- _Supplied records_:
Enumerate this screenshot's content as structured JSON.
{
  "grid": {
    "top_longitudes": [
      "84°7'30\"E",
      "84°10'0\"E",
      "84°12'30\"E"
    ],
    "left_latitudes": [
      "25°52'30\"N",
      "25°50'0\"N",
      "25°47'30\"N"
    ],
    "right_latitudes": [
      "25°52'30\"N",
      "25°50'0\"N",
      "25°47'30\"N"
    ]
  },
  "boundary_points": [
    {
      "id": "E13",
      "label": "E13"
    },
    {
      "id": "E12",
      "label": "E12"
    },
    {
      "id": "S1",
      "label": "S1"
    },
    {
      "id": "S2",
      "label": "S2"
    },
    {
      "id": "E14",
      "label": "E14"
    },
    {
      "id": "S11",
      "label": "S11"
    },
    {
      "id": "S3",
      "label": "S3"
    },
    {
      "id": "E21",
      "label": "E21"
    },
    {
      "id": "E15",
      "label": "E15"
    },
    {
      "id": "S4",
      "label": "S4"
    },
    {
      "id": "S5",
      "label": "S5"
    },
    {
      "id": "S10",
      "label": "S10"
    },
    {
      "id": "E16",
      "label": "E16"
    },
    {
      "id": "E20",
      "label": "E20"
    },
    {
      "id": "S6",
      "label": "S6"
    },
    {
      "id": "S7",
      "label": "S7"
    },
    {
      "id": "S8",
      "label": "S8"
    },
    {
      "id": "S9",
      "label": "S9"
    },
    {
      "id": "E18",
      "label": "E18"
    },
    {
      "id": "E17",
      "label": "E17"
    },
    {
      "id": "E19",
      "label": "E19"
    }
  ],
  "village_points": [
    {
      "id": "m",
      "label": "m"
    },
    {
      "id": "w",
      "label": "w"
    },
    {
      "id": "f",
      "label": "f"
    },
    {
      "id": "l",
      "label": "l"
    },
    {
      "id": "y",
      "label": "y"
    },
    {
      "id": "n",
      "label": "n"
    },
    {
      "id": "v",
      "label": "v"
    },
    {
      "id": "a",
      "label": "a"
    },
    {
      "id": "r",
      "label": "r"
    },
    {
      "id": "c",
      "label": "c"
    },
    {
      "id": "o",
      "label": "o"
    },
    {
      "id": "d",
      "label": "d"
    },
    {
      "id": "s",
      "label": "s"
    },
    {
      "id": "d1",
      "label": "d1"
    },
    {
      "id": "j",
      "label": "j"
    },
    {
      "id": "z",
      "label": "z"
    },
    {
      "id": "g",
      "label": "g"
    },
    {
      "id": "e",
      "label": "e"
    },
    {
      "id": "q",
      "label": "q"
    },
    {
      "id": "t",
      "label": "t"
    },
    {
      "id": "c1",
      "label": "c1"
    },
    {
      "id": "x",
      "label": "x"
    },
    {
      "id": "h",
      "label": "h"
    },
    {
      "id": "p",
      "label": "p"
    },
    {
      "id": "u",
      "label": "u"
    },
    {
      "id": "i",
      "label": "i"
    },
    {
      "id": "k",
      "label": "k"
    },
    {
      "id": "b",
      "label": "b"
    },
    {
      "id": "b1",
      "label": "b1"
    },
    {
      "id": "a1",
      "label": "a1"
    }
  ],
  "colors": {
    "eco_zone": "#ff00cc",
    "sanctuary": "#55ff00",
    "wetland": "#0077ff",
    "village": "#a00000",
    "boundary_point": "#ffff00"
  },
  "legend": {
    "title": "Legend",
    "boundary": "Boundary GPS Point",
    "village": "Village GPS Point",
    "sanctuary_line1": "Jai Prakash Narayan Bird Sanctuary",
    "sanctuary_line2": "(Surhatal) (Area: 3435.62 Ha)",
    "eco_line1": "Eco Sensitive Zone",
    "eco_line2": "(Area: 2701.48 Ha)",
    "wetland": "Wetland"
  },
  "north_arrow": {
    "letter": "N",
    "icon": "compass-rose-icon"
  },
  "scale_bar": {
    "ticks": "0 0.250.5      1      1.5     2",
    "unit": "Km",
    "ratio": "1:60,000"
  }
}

- _What this task involves_: Extract the listing in its entirety, matching it exactly.

- _In response_:
Enumerate this screenshot's content as structured JSON.
{
  "grid": {
    "top_longitudes": [
      "84°7'30\"E",
      "84°10'0\"E",
      "84°12'30\"E"
    ],
    "left_latitudes": [
      "25°52'30\"N",
      "25°50'0\"N",
      "25°47'30\"N"
    ],
    "right_latitudes": [
      "25°52'30\"N",
      "25°50'0\"N",
      "25°47'30\"N"
    ]
  },
  "boundary_points": [
    {
      "id": "E13",
      "label": "E13"
    },
    {
      "id": "E12",
      "label": "E12"
    },
    {
      "id": "S1",
      "label": "S1"
    },
    {
      "id": "S2",
      "label": "S2"
    },
    {
      "id": "E14",
      "label": "E14"
    },
    {
      "id": "S11",
      "label": "S11"
    },
    {
      "id": "S3",
      "label": "S3"
    },
    {
      "id": "E21",
      "label": "E21"
    },
    {
      "id": "E15",
      "label": "E15"
    },
    {
      "id": "S4",
      "label": "S4"
    },
    {
      "id": "S5",
      "label": "S5"
    },
    {
      "id": "S10",
      "label": "S10"
    },
    {
      "id": "E16",
      "label": "E16"
    },
    {
      "id": "E20",
      "label": "E20"
    },
    {
      "id": "S6",
      "label": "S6"
    },
    {
      "id": "S7",
      "label": "S7"
    },
    {
      "id": "S8",
      "label": "S8"
    },
    {
      "id": "S9",
      "label": "S9"
    },
    {
      "id": "E18",
      "label": "E18"
    },
    {
      "id": "E17",
      "label": "E17"
    },
    {
      "id": "E19",
      "label": "E19"
    }
  ],
  "village_points": [
    {
      "id": "m",
      "label": "m"
    },
    {
      "id": "w",
      "label": "w"
    },
    {
      "id": "f",
      "label": "f"
    },
    {
      "id": "l",
      "label": "l"
    },
    {
      "id": "y",
      "label": "y"
    },
    {
      "id": "n",
      "label": "n"
    },
    {
      "id": "v",
      "label": "v"
    },
    {
      "id": "a",
      "label": "a"
    },
    {
      "id": "r",
      "label": "r"
    },
    {
      "id": "c",
      "label": "c"
    },
    {
      "id": "o",
      "label": "o"
    },
    {
      "id": "d",
      "label": "d"
    },
    {
      "id": "s",
      "label": "s"
    },
    {
      "id": "d1",
      "label": "d1"
    },
    {
      "id": "j",
      "label": "j"
    },
    {
      "id": "z",
      "label": "z"
    },
    {
      "id": "g",
      "label": "g"
    },
    {
      "id": "e",
      "label": "e"
    },
    {
      "id": "q",
      "label": "q"
    },
    {
      "id": "t",
      "label": "t"
    },
    {
      "id": "c1",
      "label": "c1"
    },
    {
      "id": "x",
      "label": "x"
    },
    {
      "id": "h",
      "label": "h"
    },
    {
      "id": "p",
      "label": "p"
    },
    {
      "id": "u",
      "label": "u"
    },
    {
      "id": "i",
      "label": "i"
    },
    {
      "id": "k",
      "label": "k"
    },
    {
      "id": "b",
      "label": "b"
    },
    {
      "id": "b1",
      "label": "b1"
    },
    {
      "id": "a1",
      "label": "a1"
    }
  ],
  "colors": {
    "eco_zone": "#ff00cc",
    "sanctuary": "#55ff00",
    "wetland": "#0077ff",
    "village": "#a00000",
    "boundary_point": "#ffff00"
  },
  "legend": {
    "title": "Legend",
    "boundary": "Boundary GPS Point",
    "village": "Village GPS Point",
    "sanctuary_line1": "Jai Prakash Narayan Bird Sanctuary",
    "sanctuary_line2": "(Surhatal) (Area: 3435.62 Ha)",
    "eco_line1": "Eco Sensitive Zone",
    "eco_line2": "(Area: 2701.48 Ha)",
    "wetland": "Wetland"
  },
  "north_arrow": {
    "letter": "N",
    "icon": "compass-rose-icon"
  },
  "scale_bar": {
    "ticks": "0 0.250.5      1      1.5     2",
    "unit": "Km",
    "ratio": "1:60,000"
  }
}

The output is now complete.